▶ **Task goal**
Although the entries hold pictures, only their words are printed back, exactly as given.

▶ **Listed entries**
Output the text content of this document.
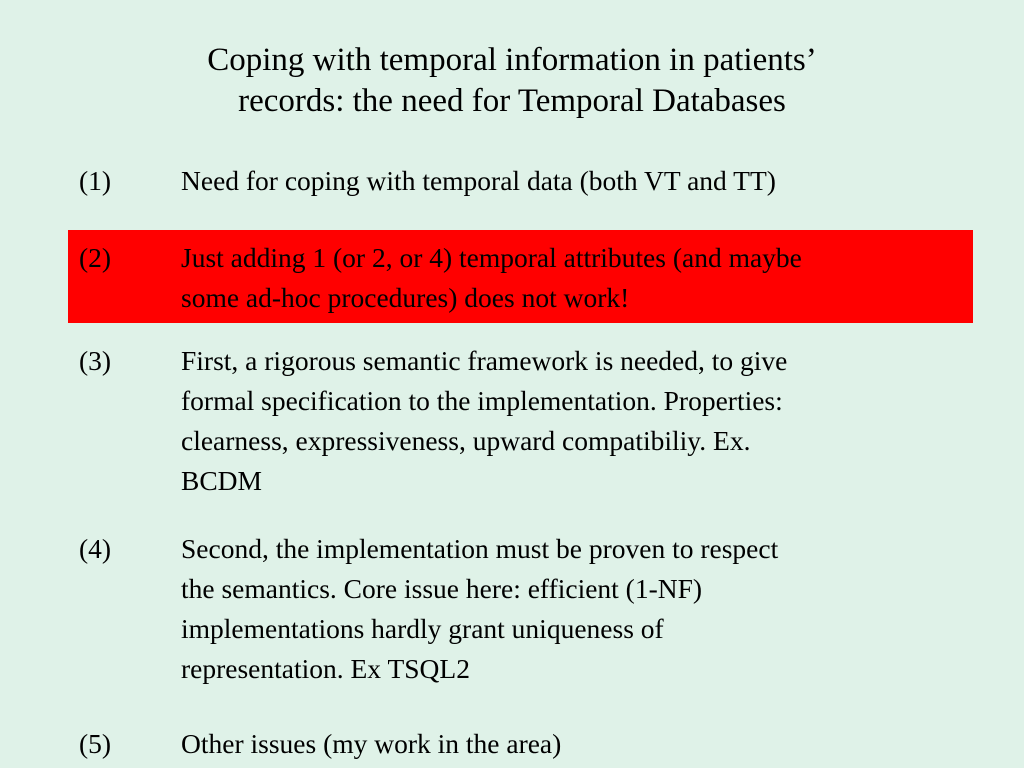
Coping with temporal information in patients’
records: the need for Temporal Databases
(1)	Need for coping with temporal data (both VT and TT)
(2)	Just adding 1 (or 2, or 4) temporal attributes (and maybe
some ad-hoc procedures) does not work!
(3)	First, a rigorous semantic framework is needed, to give
formal specification to the implementation. Properties:
clearness, expressiveness, upward compatibiliy. Ex.
BCDM
(4)	Second, the implementation must be proven to respect
the semantics. Core issue here: efficient (1-NF)
implementations hardly grant uniqueness of
representation. Ex TSQL2
(5)	Other issues (my work in the area)
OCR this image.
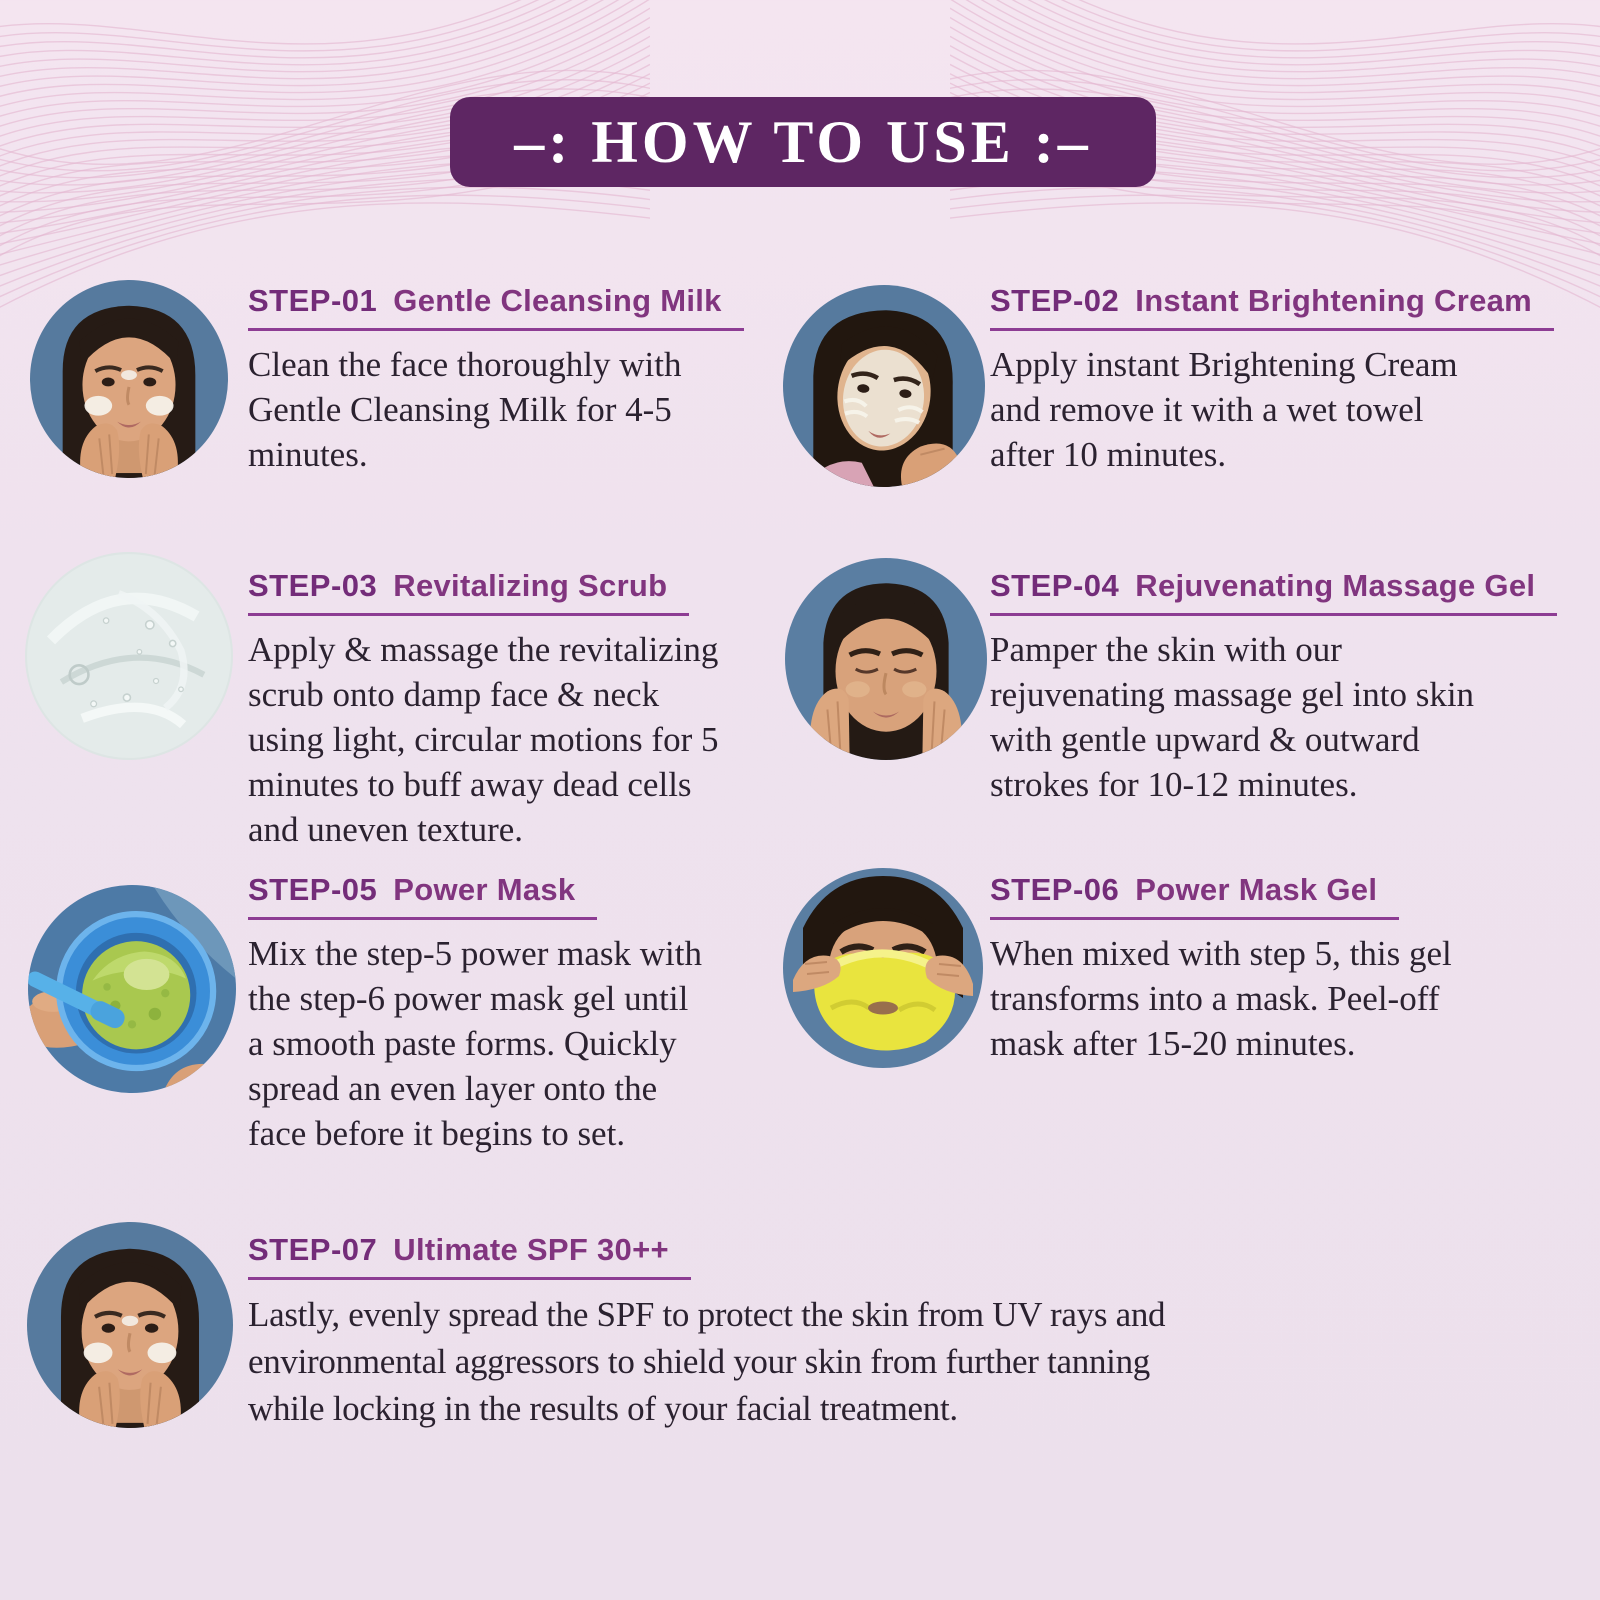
–: HOW TO USE :–
STEP-01 Gentle Cleansing Milk
Clean the face thoroughly with
Gentle Cleansing Milk for 4-5
minutes.
STEP-02 Instant Brightening Cream
Apply instant Brightening Cream
and remove it with a wet towel
after 10 minutes.
STEP-03 Revitalizing Scrub
Apply & massage the revitalizing
scrub onto damp face & neck
using light, circular motions for 5
minutes to buff away dead cells
and uneven texture.
STEP-04 Rejuvenating Massage Gel
Pamper the skin with our
rejuvenating massage gel into skin
with gentle upward & outward
strokes for 10-12 minutes.
STEP-05 Power Mask
Mix the step-5 power mask with
the step-6 power mask gel until
a smooth paste forms. Quickly
spread an even layer onto the
face before it begins to set.
STEP-06 Power Mask Gel
When mixed with step 5, this gel
transforms into a mask. Peel-off
mask after 15-20 minutes.
STEP-07 Ultimate SPF 30++
Lastly, evenly spread the SPF to protect the skin from UV rays and
environmental aggressors to shield your skin from further tanning
while locking in the results of your facial treatment.
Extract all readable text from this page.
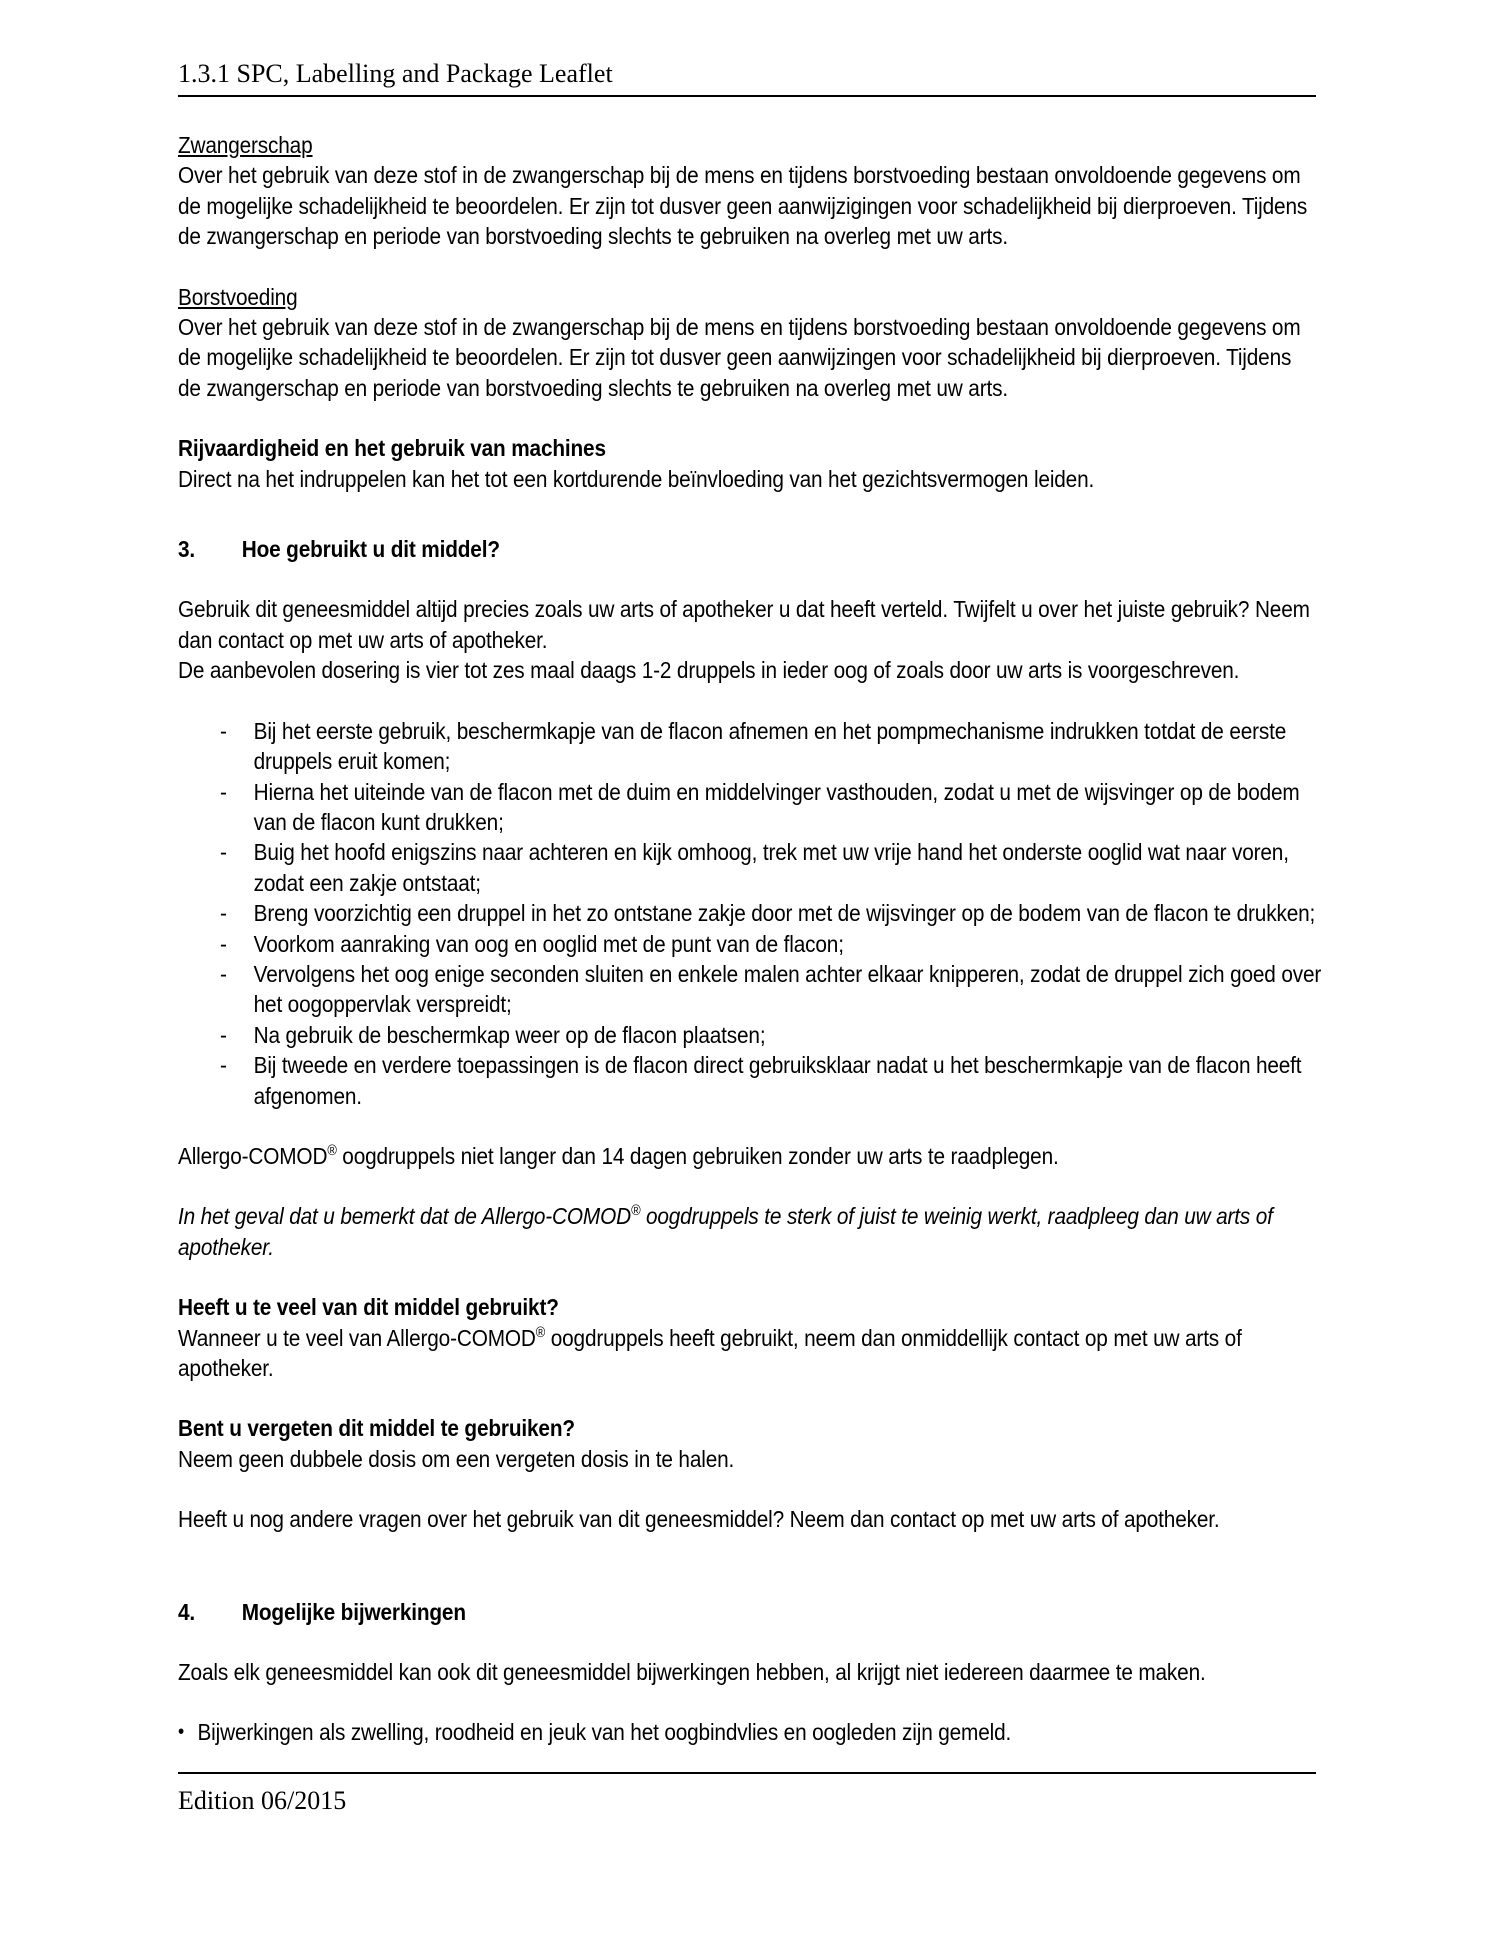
1.3.1 SPC, Labelling and Package Leaflet

Zwangerschap

Over het gebruik van deze stof in de zwangerschap bij de mens en tijdens borstvoeding bestaan onvoldoende gegevens om de mogelijke schadelijkheid te beoordelen. Er zijn tot dusver geen aanwijzigingen voor schadelijkheid bij dierproeven. Tijdens de zwangerschap en periode van borstvoeding slechts te gebruiken na overleg met uw arts.

Borstvoeding

Over het gebruik van deze stof in de zwangerschap bij de mens en tijdens borstvoeding bestaan onvoldoende gegevens om de mogelijke schadelijkheid te beoordelen. Er zijn tot dusver geen aanwijzingen voor schadelijkheid bij dierproeven. Tijdens de zwangerschap en periode van borstvoeding slechts te gebruiken na overleg met uw arts.

Rijvaardigheid en het gebruik van machines

Direct na het indruppelen kan het tot een kortdurende beïnvloeding van het gezichtsvermogen leiden.

3. Hoe gebruikt u dit middel?

Gebruik dit geneesmiddel altijd precies zoals uw arts of apotheker u dat heeft verteld. Twijfelt u over het juiste gebruik? Neem dan contact op met uw arts of apotheker.

De aanbevolen dosering is vier tot zes maal daags 1-2 druppels in ieder oog of zoals door uw arts is voorgeschreven.

- Bij het eerste gebruik, beschermkapje van de flacon afnemen en het pompmechanisme indrukken totdat de eerste druppels eruit komen;
- Hierna het uiteinde van de flacon met de duim en middelvinger vasthouden, zodat u met de wijsvinger op de bodem van de flacon kunt drukken;
- Buig het hoofd enigszins naar achteren en kijk omhoog, trek met uw vrije hand het onderste ooglid wat naar voren, zodat een zakje ontstaat;
- Breng voorzichtig een druppel in het zo ontstane zakje door met de wijsvinger op de bodem van de flacon te drukken;
- Voorkom aanraking van oog en ooglid met de punt van de flacon;
- Vervolgens het oog enige seconden sluiten en enkele malen achter elkaar knipperen, zodat de druppel zich goed over het oogoppervlak verspreidt;
- Na gebruik de beschermkap weer op de flacon plaatsen;
- Bij tweede en verdere toepassingen is de flacon direct gebruiksklaar nadat u het beschermkapje van de flacon heeft afgenomen.

Allergo-COMOD® oogdruppels niet langer dan 14 dagen gebruiken zonder uw arts te raadplegen.

In het geval dat u bemerkt dat de Allergo-COMOD® oogdruppels te sterk of juist te weinig werkt, raadpleeg dan uw arts of apotheker.

Heeft u te veel van dit middel gebruikt?

Wanneer u te veel van Allergo-COMOD® oogdruppels heeft gebruikt, neem dan onmiddellijk contact op met uw arts of apotheker.

Bent u vergeten dit middel te gebruiken?

Neem geen dubbele dosis om een vergeten dosis in te halen.

Heeft u nog andere vragen over het gebruik van dit geneesmiddel? Neem dan contact op met uw arts of apotheker.

4. Mogelijke bijwerkingen

Zoals elk geneesmiddel kan ook dit geneesmiddel bijwerkingen hebben, al krijgt niet iedereen daarmee te maken.

• Bijwerkingen als zwelling, roodheid en jeuk van het oogbindvlies en oogleden zijn gemeld.
Edition 06/2015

▶ **Written answer**
Output the text content of this document.
Coping with temporal information in patients’
records: the need for Temporal Databases
(1)	Need for coping with temporal data (both VT and TT)
(2)	Just adding 1 (or 2, or 4) temporal attributes (and maybe
some ad-hoc procedures) does not work!
(3)	First, a rigorous semantic framework is needed, to give
formal specification to the implementation. Properties:
clearness, expressiveness, upward compatibiliy. Ex.
BCDM
(4)	Second, the implementation must be proven to respect
the semantics. Core issue here: efficient (1-NF)
implementations hardly grant uniqueness of
representation. Ex TSQL2
(5)	Other issues (my work in the area)
OCR this image.
–: HOW TO USE :–
STEP-01 Gentle Cleansing Milk
Clean the face thoroughly with
Gentle Cleansing Milk for 4-5
minutes.
STEP-02 Instant Brightening Cream
Apply instant Brightening Cream
and remove it with a wet towel
after 10 minutes.
STEP-03 Revitalizing Scrub
Apply & massage the revitalizing
scrub onto damp face & neck
using light, circular motions for 5
minutes to buff away dead cells
and uneven texture.
STEP-04 Rejuvenating Massage Gel
Pamper the skin with our
rejuvenating massage gel into skin
with gentle upward & outward
strokes for 10-12 minutes.
STEP-05 Power Mask
Mix the step-5 power mask with
the step-6 power mask gel until
a smooth paste forms. Quickly
spread an even layer onto the
face before it begins to set.
STEP-06 Power Mask Gel
When mixed with step 5, this gel
transforms into a mask. Peel-off
mask after 15-20 minutes.
STEP-07 Ultimate SPF 30++
Lastly, evenly spread the SPF to protect the skin from UV rays and
environmental aggressors to shield your skin from further tanning
while locking in the results of your facial treatment.
Extract all readable text from this page.
1.3.1 SPC, Labelling and Package Leaflet

Zwangerschap

Over het gebruik van deze stof in de zwangerschap bij de mens en tijdens borstvoeding bestaan onvoldoende gegevens om de mogelijke schadelijkheid te beoordelen. Er zijn tot dusver geen aanwijzigingen voor schadelijkheid bij dierproeven. Tijdens de zwangerschap en periode van borstvoeding slechts te gebruiken na overleg met uw arts.

Borstvoeding

Over het gebruik van deze stof in de zwangerschap bij de mens en tijdens borstvoeding bestaan onvoldoende gegevens om de mogelijke schadelijkheid te beoordelen. Er zijn tot dusver geen aanwijzingen voor schadelijkheid bij dierproeven. Tijdens de zwangerschap en periode van borstvoeding slechts te gebruiken na overleg met uw arts.

Rijvaardigheid en het gebruik van machines

Direct na het indruppelen kan het tot een kortdurende beïnvloeding van het gezichtsvermogen leiden.

3. Hoe gebruikt u dit middel?

Gebruik dit geneesmiddel altijd precies zoals uw arts of apotheker u dat heeft verteld. Twijfelt u over het juiste gebruik? Neem dan contact op met uw arts of apotheker.

De aanbevolen dosering is vier tot zes maal daags 1-2 druppels in ieder oog of zoals door uw arts is voorgeschreven.

- Bij het eerste gebruik, beschermkapje van de flacon afnemen en het pompmechanisme indrukken totdat de eerste druppels eruit komen;
- Hierna het uiteinde van de flacon met de duim en middelvinger vasthouden, zodat u met de wijsvinger op de bodem van de flacon kunt drukken;
- Buig het hoofd enigszins naar achteren en kijk omhoog, trek met uw vrije hand het onderste ooglid wat naar voren, zodat een zakje ontstaat;
- Breng voorzichtig een druppel in het zo ontstane zakje door met de wijsvinger op de bodem van de flacon te drukken;
- Voorkom aanraking van oog en ooglid met de punt van de flacon;
- Vervolgens het oog enige seconden sluiten en enkele malen achter elkaar knipperen, zodat de druppel zich goed over het oogoppervlak verspreidt;
- Na gebruik de beschermkap weer op de flacon plaatsen;
- Bij tweede en verdere toepassingen is de flacon direct gebruiksklaar nadat u het beschermkapje van de flacon heeft afgenomen.

Allergo-COMOD® oogdruppels niet langer dan 14 dagen gebruiken zonder uw arts te raadplegen.

In het geval dat u bemerkt dat de Allergo-COMOD® oogdruppels te sterk of juist te weinig werkt, raadpleeg dan uw arts of apotheker.

Heeft u te veel van dit middel gebruikt?

Wanneer u te veel van Allergo-COMOD® oogdruppels heeft gebruikt, neem dan onmiddellijk contact op met uw arts of apotheker.

Bent u vergeten dit middel te gebruiken?

Neem geen dubbele dosis om een vergeten dosis in te halen.

Heeft u nog andere vragen over het gebruik van dit geneesmiddel? Neem dan contact op met uw arts of apotheker.

4. Mogelijke bijwerkingen

Zoals elk geneesmiddel kan ook dit geneesmiddel bijwerkingen hebben, al krijgt niet iedereen daarmee te maken.

• Bijwerkingen als zwelling, roodheid en jeuk van het oogbindvlies en oogleden zijn gemeld.
Edition 06/2015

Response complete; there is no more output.